● **Set exercise**
Using the records that follow, copy every line containing the word "screenshot".

Data items:
%%

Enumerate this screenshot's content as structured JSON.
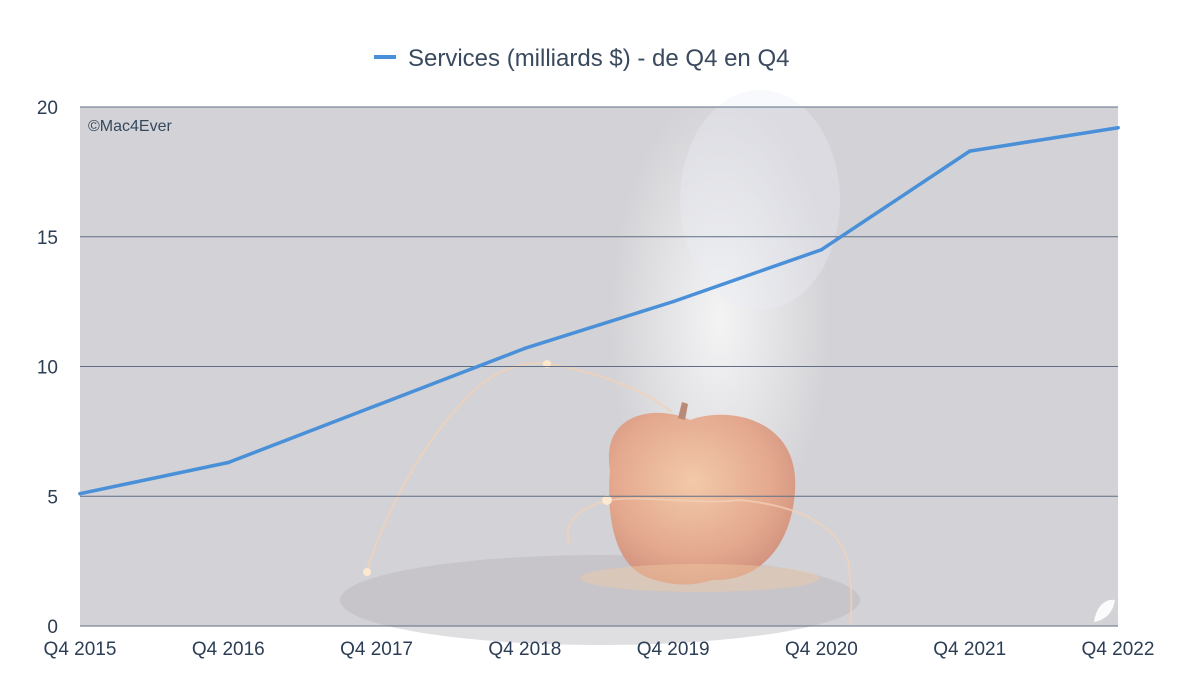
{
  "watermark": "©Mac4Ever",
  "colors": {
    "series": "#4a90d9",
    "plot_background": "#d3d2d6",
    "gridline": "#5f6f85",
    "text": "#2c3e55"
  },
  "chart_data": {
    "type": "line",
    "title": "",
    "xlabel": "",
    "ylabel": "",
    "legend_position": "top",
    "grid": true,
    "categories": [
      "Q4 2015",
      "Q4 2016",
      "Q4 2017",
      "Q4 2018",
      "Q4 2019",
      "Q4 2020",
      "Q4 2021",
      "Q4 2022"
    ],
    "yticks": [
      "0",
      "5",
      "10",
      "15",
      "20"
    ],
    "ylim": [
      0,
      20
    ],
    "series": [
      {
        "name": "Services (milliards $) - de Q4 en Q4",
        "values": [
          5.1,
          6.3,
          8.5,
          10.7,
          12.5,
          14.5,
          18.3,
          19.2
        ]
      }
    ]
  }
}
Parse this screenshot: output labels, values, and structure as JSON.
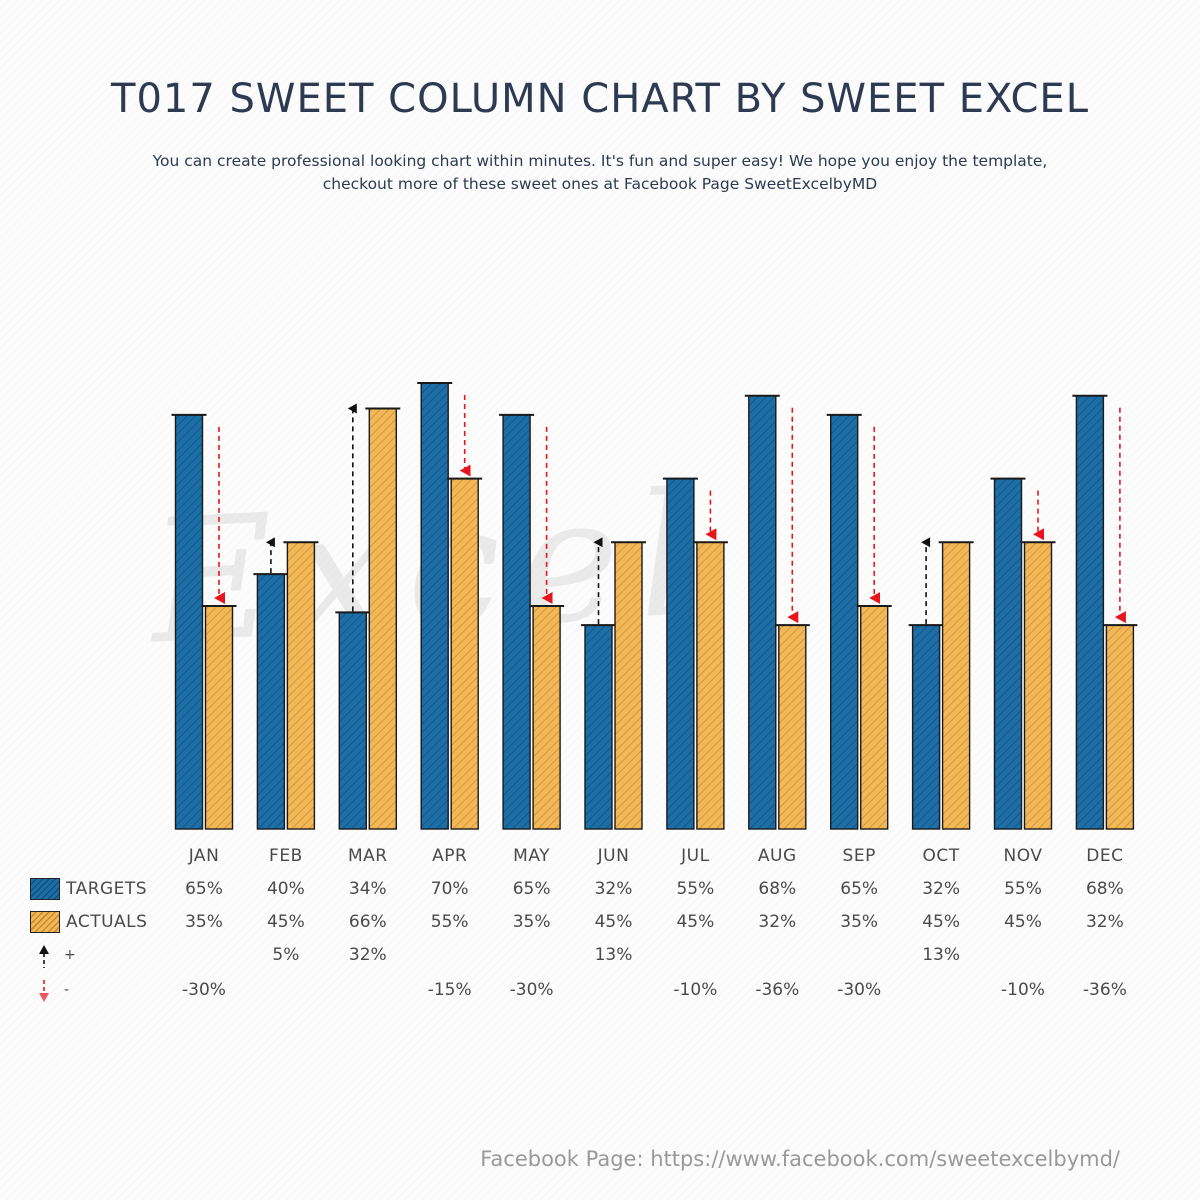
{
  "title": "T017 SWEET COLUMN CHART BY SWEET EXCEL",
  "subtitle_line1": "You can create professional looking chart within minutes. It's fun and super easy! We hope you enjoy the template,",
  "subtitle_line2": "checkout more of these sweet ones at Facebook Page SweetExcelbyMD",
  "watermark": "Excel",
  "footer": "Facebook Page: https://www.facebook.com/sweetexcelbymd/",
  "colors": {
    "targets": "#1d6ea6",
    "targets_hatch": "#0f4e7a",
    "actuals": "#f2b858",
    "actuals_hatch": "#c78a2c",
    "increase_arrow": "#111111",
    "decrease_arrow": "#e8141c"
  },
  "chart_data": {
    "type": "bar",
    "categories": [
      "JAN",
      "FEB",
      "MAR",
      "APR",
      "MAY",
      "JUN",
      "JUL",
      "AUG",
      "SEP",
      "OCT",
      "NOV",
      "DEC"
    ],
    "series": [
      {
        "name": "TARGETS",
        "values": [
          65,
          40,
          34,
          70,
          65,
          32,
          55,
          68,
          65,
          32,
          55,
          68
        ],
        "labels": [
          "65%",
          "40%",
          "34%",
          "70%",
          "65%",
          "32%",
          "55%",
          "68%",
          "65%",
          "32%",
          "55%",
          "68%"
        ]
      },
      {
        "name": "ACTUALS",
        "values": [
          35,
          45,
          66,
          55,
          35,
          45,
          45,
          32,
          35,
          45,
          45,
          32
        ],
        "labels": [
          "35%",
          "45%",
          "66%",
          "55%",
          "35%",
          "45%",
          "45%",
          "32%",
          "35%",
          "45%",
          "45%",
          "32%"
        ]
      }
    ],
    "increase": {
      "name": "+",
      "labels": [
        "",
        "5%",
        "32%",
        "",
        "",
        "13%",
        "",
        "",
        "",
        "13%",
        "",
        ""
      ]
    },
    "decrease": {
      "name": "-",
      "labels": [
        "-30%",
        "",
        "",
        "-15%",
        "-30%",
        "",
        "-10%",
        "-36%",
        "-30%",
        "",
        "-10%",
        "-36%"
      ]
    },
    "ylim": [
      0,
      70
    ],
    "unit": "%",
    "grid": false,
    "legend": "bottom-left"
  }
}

%%

● **Task solution**
Enumerate this screenshot's content as structured JSON.
Parse this screenshot: output labels, values, and structure as JSON.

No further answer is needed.